═════ Data section

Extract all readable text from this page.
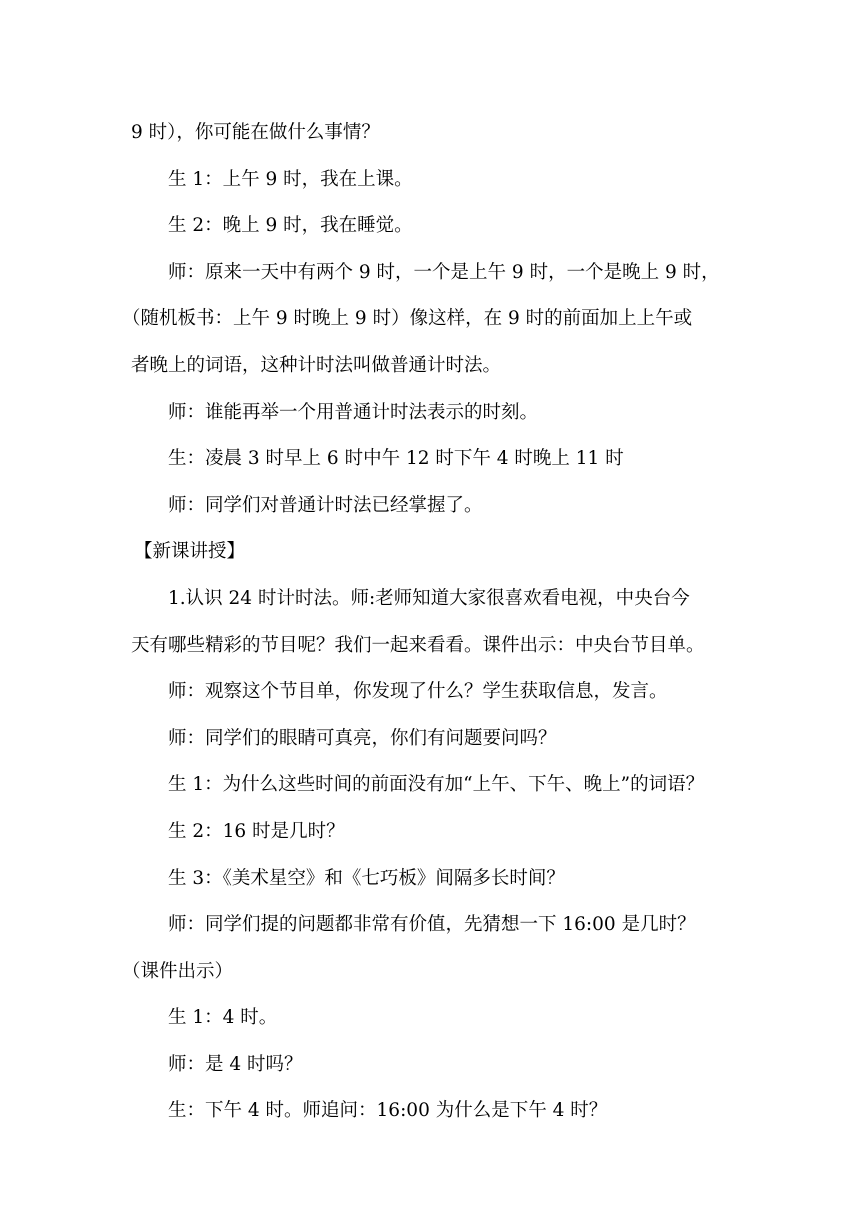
9 时），你可能在做什么事情？
生 1：上午 9 时，我在上课。
生 2：晚上 9 时，我在睡觉。
师：原来一天中有两个 9 时，一个是上午 9 时，一个是晚上 9 时，
（随机板书：上午 9 时晚上 9 时）像这样，在 9 时的前面加上上午或
者晚上的词语，这种计时法叫做普通计时法。
师：谁能再举一个用普通计时法表示的时刻。
生：凌晨 3 时早上 6 时中午 12 时下午 4 时晚上 11 时
师：同学们对普通计时法已经掌握了。
【新课讲授】
1.认识 24 时计时法。师:老师知道大家很喜欢看电视，中央台今
天有哪些精彩的节目呢？我们一起来看看。课件出示：中央台节目单。
师：观察这个节目单，你发现了什么？学生获取信息，发言。
师：同学们的眼睛可真亮，你们有问题要问吗？
生 1：为什么这些时间的前面没有加“上午、下午、晚上”的词语？
生 2：16 时是几时？
生 3：《美术星空》和《七巧板》间隔多长时间？
师：同学们提的问题都非常有价值，先猜想一下 16:00 是几时？
（课件出示）
生 1：4 时。
师：是 4 时吗？
生：下午 4 时。师追问：16:00 为什么是下午 4 时？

══════════

To do:
Copy out the lines in which the string "课件出示" appears.

Exercise output:
天有哪些精彩的节目呢？我们一起来看看。课件出示：中央台节目单。
（课件出示）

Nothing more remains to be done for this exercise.